(Aim of the task) Please copy out the entries unchanged, starting at the line that contains "lesson-title: 第1课时 探究凸透镜成像的规律" and ending after the line that contains "formula-text: =0.82g/cm³=0.82×10³kg/m³。 [1314, 1049, 1544, 1066]".

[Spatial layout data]
/---
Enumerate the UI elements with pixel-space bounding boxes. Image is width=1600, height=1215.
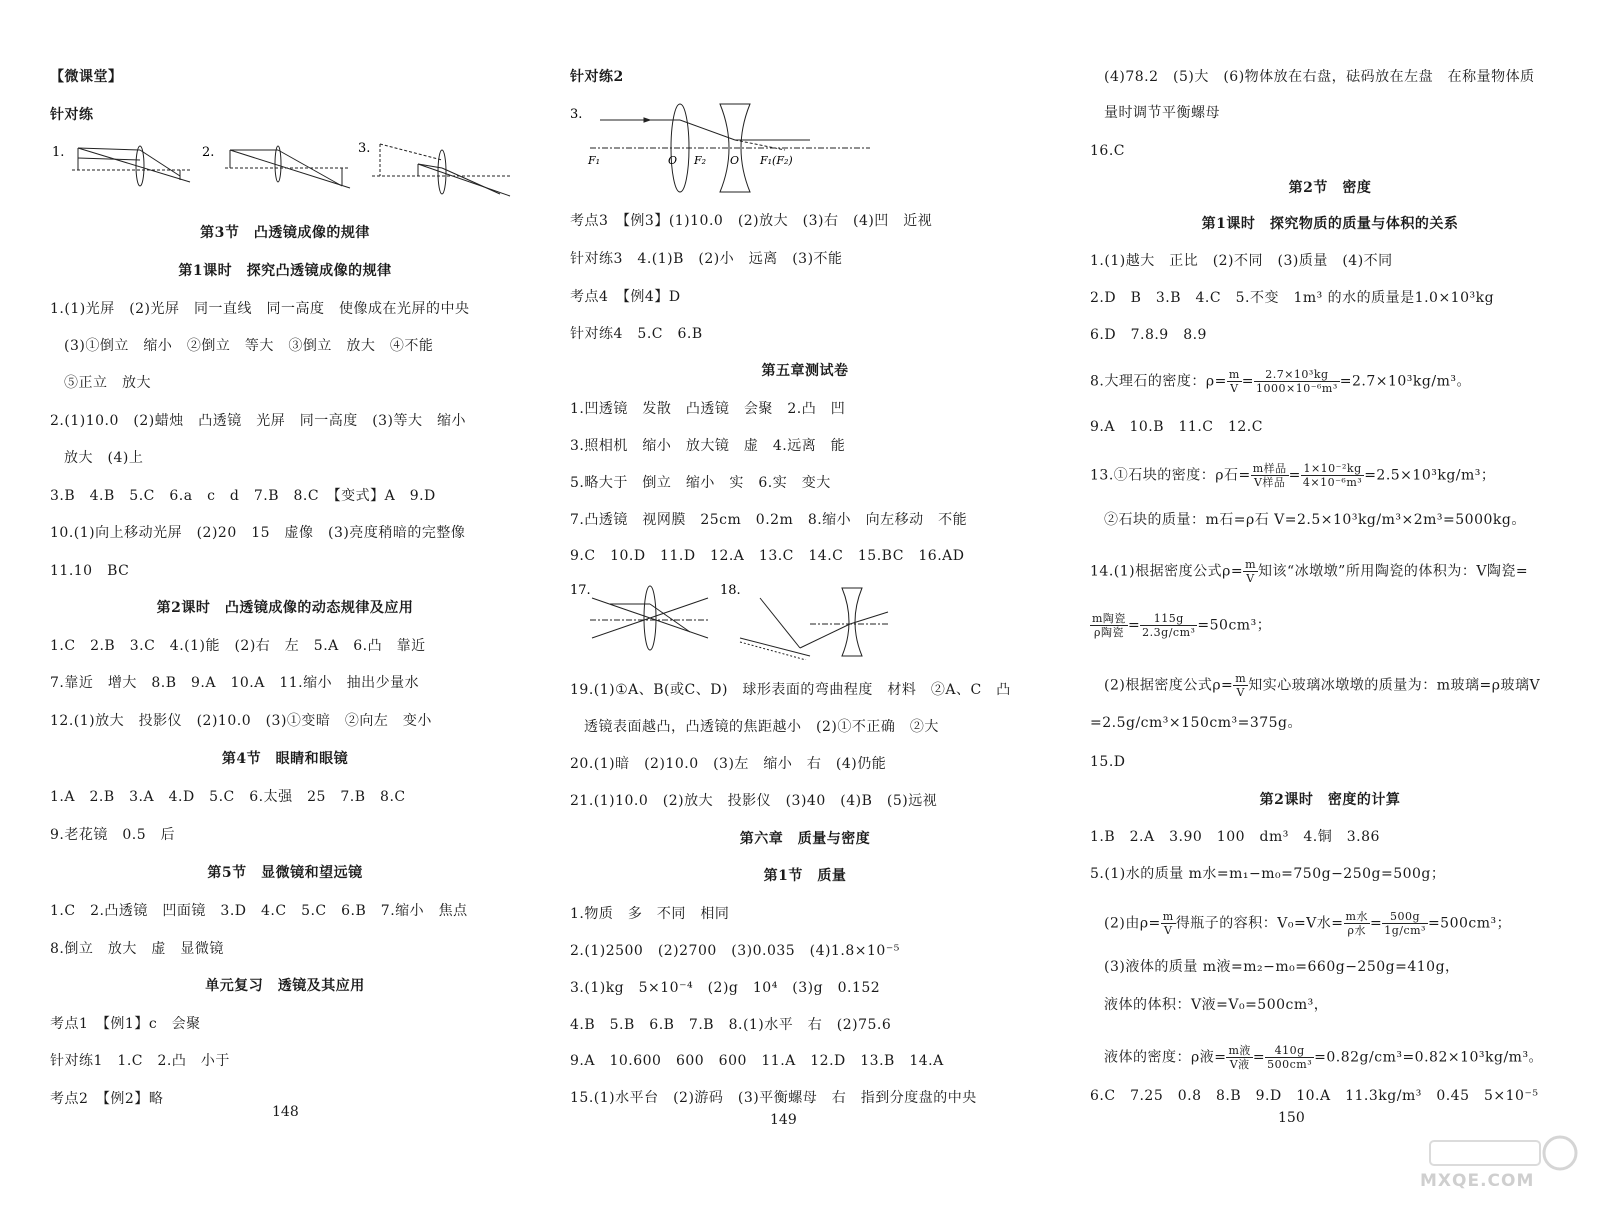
lesson-title: 第1课时 探究凸透镜成像的规律 [178, 263, 392, 279]
answer-line: 5.略大于 倒立 缩小 实 6.实 变大 [570, 475, 831, 491]
answer-line: 1.(1)越大 正比 (2)不同 (3)质量 (4)不同 [1090, 253, 1393, 269]
section-title: 单元复习 透镜及其应用 [205, 978, 365, 994]
section-title: 第五章测试卷 [761, 363, 849, 379]
formula-text: =0.82g/cm³=0.82×10³kg/m³。 [1314, 1049, 1544, 1066]
answer-line: 透镜表面越凸，凸透镜的焦距越小 (2)①不正确 ②大 [584, 719, 939, 735]
focal-label: F₁ [588, 154, 601, 167]
answer-line: 1.C 2.B 3.C 4.(1)能 (2)右 左 5.A 6.凸 靠近 [50, 638, 426, 654]
section-title: 第4节 眼睛和眼镜 [221, 751, 349, 767]
fig-number: 3. [570, 107, 583, 122]
section-title: 第1节 质量 [763, 868, 847, 884]
answer-line: 9.A 10.B 11.C 12.C [1090, 419, 1263, 435]
section-title: 第5节 显微镜和望远镜 [207, 865, 363, 881]
answer-line: 1.物质 多 不同 相同 [570, 906, 730, 922]
answer-line: 1.C 2.凸透镜 凹面镜 3.D 4.C 5.C 6.B 7.缩小 焦点 [50, 903, 468, 919]
fig-number: 17. [570, 583, 591, 598]
page-number: 149 [770, 1112, 797, 1128]
formula-line: 8.大理石的密度：ρ= $\frac{m}{V}$ = $\frac{\text{2.7×10³kg}}{\text{1000×10⁻⁶m³}}$ =2.7×10³kg/m³。 [1090, 368, 1471, 395]
answer-line: 5.(1)水的质量 m水=m₁−m₀=750g−250g=500g； [1090, 866, 1446, 882]
subsection-header: 针对练 [50, 107, 94, 123]
formula-text: 14.(1)根据密度公式ρ= [1090, 563, 1244, 580]
answer-line: 3.照相机 缩小 放大镜 虚 4.远离 能 [570, 438, 846, 454]
answer-line: 2.D B 3.B 4.C 5.不变 1m³ 的水的质量是1.0×10³kg [1090, 290, 1495, 306]
column-page-149 [570, 0, 1040, 1215]
formula-text: =2.7×10³kg/m³。 [1339, 373, 1471, 390]
fig-label-3: 3. [358, 141, 371, 156]
lesson-title: 第2课时 凸透镜成像的动态规律及应用 [156, 600, 414, 616]
answer-line: 21.(1)10.0 (2)放大 投影仪 (3)40 (4)B (5)远视 [570, 793, 938, 809]
fraction: $\frac{m}{V}$ [1162, 910, 1174, 937]
formula-text: 得瓶子的容积：V₀=V水= [1175, 915, 1344, 932]
formula-text: 液体的密度：ρ液= [1104, 1049, 1227, 1066]
formula-text: =50cm³； [1197, 617, 1272, 634]
column-page-150 [1090, 0, 1570, 1215]
column-page-148 [50, 0, 520, 1215]
section-title: 第3节 凸透镜成像的规律 [200, 225, 370, 241]
formula-text: (2)由ρ= [1104, 915, 1161, 932]
formula-text: =2.5×10³kg/m³； [1364, 467, 1496, 484]
watermark-text: MXQE.COM [1420, 1171, 1535, 1191]
fraction: $\frac{\text{m样品}}{\text{V样品}}$ [1252, 462, 1287, 489]
formula-line [1090, 558, 1570, 585]
watermark-logo [1410, 1135, 1580, 1197]
answer-line: 4.B 5.B 6.B 7.B 8.(1)水平 右 (2)75.6 [570, 1017, 892, 1033]
fraction: $\frac{500g}{\text{1g/cm³}}$ [1384, 910, 1426, 937]
fraction: $\frac{m}{V}$ [1245, 558, 1256, 585]
section-title: 第2节 密度 [1288, 180, 1372, 196]
answer-line: 12.(1)放大 投影仪 (2)10.0 (3)①变暗 ②向左 变小 [50, 713, 432, 729]
optical-center-label: O [730, 154, 740, 167]
formula-line [1090, 672, 1570, 699]
answer-line: ⑤正立 放大 [64, 375, 151, 391]
formula-text: 知实心玻璃冰墩墩的质量为：m玻璃=ρ玻璃V [1248, 677, 1541, 694]
fraction: $\frac{\text{1×10⁻²kg}}{\text{4×10⁻⁶m³}}$ [1302, 462, 1363, 489]
answer-line: 1.(1)光屏 (2)光屏 同一直线 同一高度 使像成在光屏的中央 [50, 301, 470, 317]
focal-label: F₂ [694, 154, 707, 167]
answer-line: 9.老花镜 0.5 后 [50, 827, 176, 843]
answer-line: (3)①倒立 缩小 ②倒立 等大 ③倒立 放大 ④不能 [64, 338, 434, 354]
answer-line: 11.10 BC [50, 563, 130, 579]
answer-line: 1.A 2.B 3.A 4.D 5.C 6.太强 25 7.B 8.C [50, 789, 406, 805]
fraction: $\frac{m}{V}$ [1228, 368, 1240, 395]
answer-line: 9.A 10.600 600 600 11.A 12.D 13.B 14.A [570, 1053, 944, 1069]
answer-line: 2.(1)2500 (2)2700 (3)0.035 (4)1.8×10⁻⁵ [570, 943, 900, 959]
answer-line: 6.C 7.25 0.8 8.B 9.D 10.A 11.3kg/m³ 0.45 5×10⁻⁵ [1090, 1088, 1539, 1104]
answer-line: 针对练4 5.C 6.B [570, 326, 703, 342]
answer-line: 20.(1)暗 (2)10.0 (3)左 缩小 右 (4)仍能 [570, 756, 887, 772]
optical-center-label: O [668, 154, 678, 167]
chapter-title: 第六章 质量与密度 [739, 831, 871, 847]
answer-line: 10.(1)向上移动光屏 (2)20 15 虚像 (3)亮度稍暗的完整像 [50, 525, 466, 541]
answer-line: 3.B 4.B 5.C 6.a c d 7.B 8.C 【变式】A 9.D [50, 488, 436, 504]
lesson-title: 第2课时 密度的计算 [1259, 792, 1401, 808]
answer-line: 针对练3 4.(1)B (2)小 远离 (3)不能 [570, 251, 843, 267]
answer-line: 考点1 【例1】c 会聚 [50, 1016, 201, 1032]
fig-number: 18. [720, 583, 741, 598]
focal-label: F₁(F₂) [760, 154, 793, 167]
answer-line: 考点3 【例3】(1)10.0 (2)放大 (3)右 (4)凹 近视 [570, 213, 933, 229]
formula-text: =500cm³； [1427, 915, 1512, 932]
fraction: $\frac{\text{2.7×10³kg}}{\text{1000×10⁻⁶m³}}$ [1256, 368, 1338, 395]
lesson-title: 第1课时 探究物质的质量与体积的关系 [1201, 216, 1459, 232]
formula-line: 液体的密度：ρ液= $\frac{\text{m液}}{\text{V液}}$ = $\frac{410g}{\text{500cm³}}$ =0.82g/cm³=0.82×10³kg/m³。 [1104, 1044, 1544, 1071]
answer-line: 量时调节平衡螺母 [1104, 105, 1220, 121]
lens-ray-diagrams [50, 138, 520, 208]
formula-line: (2)由ρ= $\frac{m}{V}$ 得瓶子的容积：V₀=V水= $\frac{\text{m水}}{\text{ρ水}}$ = $\frac{500g}{\text{1g/cm³}}$ =500cm³； [1104, 910, 1512, 937]
answer-line: 考点2 【例2】略 [50, 1091, 164, 1107]
answer-line: 1.B 2.A 3.90 100 dm³ 4.铜 3.86 [1090, 829, 1380, 845]
fraction: $\frac{115g}{\text{2.3g/cm³}}$ [1142, 612, 1196, 639]
answer-line: 6.D 7.8.9 8.9 [1090, 327, 1207, 343]
lens-combo-diagram [570, 96, 870, 196]
answer-line: 1.凹透镜 发散 凸透镜 会聚 2.凸 凹 [570, 401, 846, 417]
fraction: $\frac{410g}{\text{500cm³}}$ [1267, 1044, 1313, 1071]
answer-line: 16.C [1090, 143, 1125, 159]
formula-line: 13.①石块的密度：ρ石= $\frac{\text{m样品}}{\text{V样品}}$ = $\frac{\text{1×10⁻²kg}}{\text{4×10⁻⁶m³}}$ =2.5×10³kg/m³； [1090, 462, 1496, 489]
answer-line: 15.D [1090, 754, 1126, 770]
formula-text: 8.大理石的密度：ρ= [1090, 373, 1227, 390]
answer-line: 8.倒立 放大 虚 显微镜 [50, 941, 224, 957]
answer-line: 15.(1)水平台 (2)游码 (3)平衡螺母 右 指到分度盘的中央 [570, 1090, 977, 1106]
fraction: $\frac{\text{m液}}{\text{V液}}$ [1228, 1044, 1251, 1071]
answer-line: 考点4 【例4】D [570, 289, 681, 305]
fig-label-2: 2. [202, 145, 215, 160]
page-number: 150 [1278, 1110, 1305, 1126]
answer-line: (3)液体的质量 m液=m₂−m₀=660g−250g=410g， [1104, 959, 1460, 975]
answer-line: 19.(1)①A、B(或C、D) 球形表面的弯曲程度 材料 ②A、C 凸 [570, 682, 1011, 698]
answer-line: 7.靠近 增大 8.B 9.A 10.A 11.缩小 抽出少量水 [50, 675, 420, 691]
fraction: $\frac{\text{m陶瓷}}{\text{ρ陶瓷}}$ [1092, 612, 1126, 639]
fraction: $\frac{m}{V}$ [1235, 672, 1247, 699]
subsection-header: 针对练2 [570, 69, 624, 85]
answer-line: (4)78.2 (5)大 (6)物体放在右盘，砝码放在左盘 在称量物体质 [1104, 69, 1535, 85]
formula-line: $\frac{\text{m陶瓷}}{\text{ρ陶瓷}}$ = $\frac{115g}{\text{2.3g/cm³}}$ =50cm³； [1092, 612, 1272, 639]
page-number: 148 [272, 1104, 299, 1120]
formula-text: 13.①石块的密度：ρ石= [1090, 467, 1251, 484]
answer-line: 2.(1)10.0 (2)蜡烛 凸透镜 光屏 同一高度 (3)等大 缩小 [50, 413, 467, 429]
ray-diagrams-17-18 [570, 578, 910, 660]
answer-line: 9.C 10.D 11.D 12.A 13.C 14.C 15.BC 16.AD [570, 548, 965, 564]
answer-line: =2.5g/cm³×150cm³=375g。 [1090, 715, 1302, 731]
formula-text: 知该“冰墩墩”所用陶瓷的体积为：V陶瓷= [1258, 563, 1529, 580]
answer-line: 液体的体积：V液=V₀=500cm³， [1104, 997, 1329, 1013]
answer-line: ②石块的质量：m石=ρ石 V=2.5×10³kg/m³×2m³=5000kg。 [1104, 512, 1526, 528]
answer-line: 放大 (4)上 [64, 450, 144, 466]
watermark-emblem-icon [1410, 1135, 1580, 1175]
answer-line: 7.凸透镜 视网膜 25cm 0.2m 8.缩小 向左移动 不能 [570, 512, 968, 528]
answer-line: 3.(1)kg 5×10⁻⁴ (2)g 10⁴ (3)g 0.152 [570, 980, 881, 996]
section-header: 【微课堂】 [50, 69, 123, 85]
formula-text: (2)根据密度公式ρ= [1104, 677, 1234, 694]
fig-label-1: 1. [52, 145, 65, 160]
fraction: $\frac{\text{m水}}{\text{ρ水}}$ [1345, 910, 1368, 937]
answer-line: 针对练1 1.C 2.凸 小于 [50, 1053, 230, 1069]
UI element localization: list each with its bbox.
\---
(The output)
lesson-title: 第1课时 探究凸透镜成像的规律 [178, 263, 392, 279]
answer-line: 5.略大于 倒立 缩小 实 6.实 变大 [570, 475, 831, 491]
answer-line: 1.(1)越大 正比 (2)不同 (3)质量 (4)不同 [1090, 253, 1393, 269]
section-title: 单元复习 透镜及其应用 [205, 978, 365, 994]
section-title: 第五章测试卷 [761, 363, 849, 379]
formula-text: =0.82g/cm³=0.82×10³kg/m³。 [1314, 1049, 1544, 1066]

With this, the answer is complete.